Dataset rows about figures:
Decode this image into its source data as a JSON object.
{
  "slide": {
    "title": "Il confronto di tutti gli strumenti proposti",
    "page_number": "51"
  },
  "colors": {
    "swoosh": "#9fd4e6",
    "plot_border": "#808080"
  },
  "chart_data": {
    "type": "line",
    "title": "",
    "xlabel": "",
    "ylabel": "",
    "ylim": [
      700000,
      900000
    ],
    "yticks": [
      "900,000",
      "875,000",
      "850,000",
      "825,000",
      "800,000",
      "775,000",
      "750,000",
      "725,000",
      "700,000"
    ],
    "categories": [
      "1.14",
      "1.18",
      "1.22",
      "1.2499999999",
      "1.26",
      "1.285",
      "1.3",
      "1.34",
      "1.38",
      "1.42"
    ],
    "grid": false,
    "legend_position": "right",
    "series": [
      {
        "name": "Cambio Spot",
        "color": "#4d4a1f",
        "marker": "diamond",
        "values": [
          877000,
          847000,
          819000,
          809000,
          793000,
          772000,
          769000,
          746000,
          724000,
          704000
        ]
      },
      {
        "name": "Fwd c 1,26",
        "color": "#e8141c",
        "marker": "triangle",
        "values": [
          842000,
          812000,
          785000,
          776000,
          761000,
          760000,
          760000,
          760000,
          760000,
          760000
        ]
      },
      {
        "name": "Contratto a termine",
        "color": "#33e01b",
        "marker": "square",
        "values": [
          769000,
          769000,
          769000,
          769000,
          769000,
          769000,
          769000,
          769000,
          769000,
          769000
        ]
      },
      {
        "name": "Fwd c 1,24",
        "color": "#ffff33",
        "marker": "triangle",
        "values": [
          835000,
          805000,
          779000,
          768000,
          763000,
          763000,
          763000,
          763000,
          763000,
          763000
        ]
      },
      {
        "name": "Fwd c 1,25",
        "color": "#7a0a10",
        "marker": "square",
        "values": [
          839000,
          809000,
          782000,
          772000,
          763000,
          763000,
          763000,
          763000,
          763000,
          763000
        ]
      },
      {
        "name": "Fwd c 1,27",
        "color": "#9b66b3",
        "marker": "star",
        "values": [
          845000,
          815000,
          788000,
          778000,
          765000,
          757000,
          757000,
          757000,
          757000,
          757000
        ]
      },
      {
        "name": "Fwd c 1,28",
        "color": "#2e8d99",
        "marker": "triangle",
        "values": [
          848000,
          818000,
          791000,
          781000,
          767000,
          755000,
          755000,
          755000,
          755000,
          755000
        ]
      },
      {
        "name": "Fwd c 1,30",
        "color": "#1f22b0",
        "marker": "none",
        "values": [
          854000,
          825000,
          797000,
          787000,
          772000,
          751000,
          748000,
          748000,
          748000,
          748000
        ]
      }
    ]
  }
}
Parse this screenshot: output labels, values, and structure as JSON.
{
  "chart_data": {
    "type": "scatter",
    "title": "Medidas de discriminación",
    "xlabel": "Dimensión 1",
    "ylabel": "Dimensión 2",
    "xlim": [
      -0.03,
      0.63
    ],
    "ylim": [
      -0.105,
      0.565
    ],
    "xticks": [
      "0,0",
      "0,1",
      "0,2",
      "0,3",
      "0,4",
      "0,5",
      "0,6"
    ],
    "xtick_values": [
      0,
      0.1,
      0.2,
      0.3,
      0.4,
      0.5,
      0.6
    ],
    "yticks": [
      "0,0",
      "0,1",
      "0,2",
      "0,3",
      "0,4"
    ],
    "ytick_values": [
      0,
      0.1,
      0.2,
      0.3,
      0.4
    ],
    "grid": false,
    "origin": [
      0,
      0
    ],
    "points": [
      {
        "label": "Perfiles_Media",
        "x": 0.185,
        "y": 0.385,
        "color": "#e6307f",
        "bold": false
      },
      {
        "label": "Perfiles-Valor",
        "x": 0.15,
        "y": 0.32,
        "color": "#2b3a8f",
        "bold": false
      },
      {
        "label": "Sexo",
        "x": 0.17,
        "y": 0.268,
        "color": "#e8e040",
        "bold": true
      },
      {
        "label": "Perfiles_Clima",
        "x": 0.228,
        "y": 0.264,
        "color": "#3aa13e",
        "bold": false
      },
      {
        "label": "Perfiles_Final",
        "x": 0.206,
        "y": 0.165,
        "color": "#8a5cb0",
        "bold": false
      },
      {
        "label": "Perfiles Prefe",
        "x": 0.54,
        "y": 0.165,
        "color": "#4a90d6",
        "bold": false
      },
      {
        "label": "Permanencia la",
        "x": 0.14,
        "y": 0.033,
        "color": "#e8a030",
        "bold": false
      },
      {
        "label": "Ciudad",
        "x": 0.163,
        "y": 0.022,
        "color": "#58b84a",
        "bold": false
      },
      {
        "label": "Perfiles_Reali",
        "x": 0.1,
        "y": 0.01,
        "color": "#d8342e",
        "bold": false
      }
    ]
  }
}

§ **Objective**
Transcribe the data above in full, exactly.

§ **Correct output**
Decode this image into its source data as a JSON object.
{
  "slide": {
    "title": "Il confronto di tutti gli strumenti proposti",
    "page_number": "51"
  },
  "colors": {
    "swoosh": "#9fd4e6",
    "plot_border": "#808080"
  },
  "chart_data": {
    "type": "line",
    "title": "",
    "xlabel": "",
    "ylabel": "",
    "ylim": [
      700000,
      900000
    ],
    "yticks": [
      "900,000",
      "875,000",
      "850,000",
      "825,000",
      "800,000",
      "775,000",
      "750,000",
      "725,000",
      "700,000"
    ],
    "categories": [
      "1.14",
      "1.18",
      "1.22",
      "1.2499999999",
      "1.26",
      "1.285",
      "1.3",
      "1.34",
      "1.38",
      "1.42"
    ],
    "grid": false,
    "legend_position": "right",
    "series": [
      {
        "name": "Cambio Spot",
        "color": "#4d4a1f",
        "marker": "diamond",
        "values": [
          877000,
          847000,
          819000,
          809000,
          793000,
          772000,
          769000,
          746000,
          724000,
          704000
        ]
      },
      {
        "name": "Fwd c 1,26",
        "color": "#e8141c",
        "marker": "triangle",
        "values": [
          842000,
          812000,
          785000,
          776000,
          761000,
          760000,
          760000,
          760000,
          760000,
          760000
        ]
      },
      {
        "name": "Contratto a termine",
        "color": "#33e01b",
        "marker": "square",
        "values": [
          769000,
          769000,
          769000,
          769000,
          769000,
          769000,
          769000,
          769000,
          769000,
          769000
        ]
      },
      {
        "name": "Fwd c 1,24",
        "color": "#ffff33",
        "marker": "triangle",
        "values": [
          835000,
          805000,
          779000,
          768000,
          763000,
          763000,
          763000,
          763000,
          763000,
          763000
        ]
      },
      {
        "name": "Fwd c 1,25",
        "color": "#7a0a10",
        "marker": "square",
        "values": [
          839000,
          809000,
          782000,
          772000,
          763000,
          763000,
          763000,
          763000,
          763000,
          763000
        ]
      },
      {
        "name": "Fwd c 1,27",
        "color": "#9b66b3",
        "marker": "star",
        "values": [
          845000,
          815000,
          788000,
          778000,
          765000,
          757000,
          757000,
          757000,
          757000,
          757000
        ]
      },
      {
        "name": "Fwd c 1,28",
        "color": "#2e8d99",
        "marker": "triangle",
        "values": [
          848000,
          818000,
          791000,
          781000,
          767000,
          755000,
          755000,
          755000,
          755000,
          755000
        ]
      },
      {
        "name": "Fwd c 1,30",
        "color": "#1f22b0",
        "marker": "none",
        "values": [
          854000,
          825000,
          797000,
          787000,
          772000,
          751000,
          748000,
          748000,
          748000,
          748000
        ]
      }
    ]
  }
}
Parse this screenshot: output labels, values, and structure as JSON.
{
  "chart_data": {
    "type": "scatter",
    "title": "Medidas de discriminación",
    "xlabel": "Dimensión 1",
    "ylabel": "Dimensión 2",
    "xlim": [
      -0.03,
      0.63
    ],
    "ylim": [
      -0.105,
      0.565
    ],
    "xticks": [
      "0,0",
      "0,1",
      "0,2",
      "0,3",
      "0,4",
      "0,5",
      "0,6"
    ],
    "xtick_values": [
      0,
      0.1,
      0.2,
      0.3,
      0.4,
      0.5,
      0.6
    ],
    "yticks": [
      "0,0",
      "0,1",
      "0,2",
      "0,3",
      "0,4"
    ],
    "ytick_values": [
      0,
      0.1,
      0.2,
      0.3,
      0.4
    ],
    "grid": false,
    "origin": [
      0,
      0
    ],
    "points": [
      {
        "label": "Perfiles_Media",
        "x": 0.185,
        "y": 0.385,
        "color": "#e6307f",
        "bold": false
      },
      {
        "label": "Perfiles-Valor",
        "x": 0.15,
        "y": 0.32,
        "color": "#2b3a8f",
        "bold": false
      },
      {
        "label": "Sexo",
        "x": 0.17,
        "y": 0.268,
        "color": "#e8e040",
        "bold": true
      },
      {
        "label": "Perfiles_Clima",
        "x": 0.228,
        "y": 0.264,
        "color": "#3aa13e",
        "bold": false
      },
      {
        "label": "Perfiles_Final",
        "x": 0.206,
        "y": 0.165,
        "color": "#8a5cb0",
        "bold": false
      },
      {
        "label": "Perfiles Prefe",
        "x": 0.54,
        "y": 0.165,
        "color": "#4a90d6",
        "bold": false
      },
      {
        "label": "Permanencia la",
        "x": 0.14,
        "y": 0.033,
        "color": "#e8a030",
        "bold": false
      },
      {
        "label": "Ciudad",
        "x": 0.163,
        "y": 0.022,
        "color": "#58b84a",
        "bold": false
      },
      {
        "label": "Perfiles_Reali",
        "x": 0.1,
        "y": 0.01,
        "color": "#d8342e",
        "bold": false
      }
    ]
  }
}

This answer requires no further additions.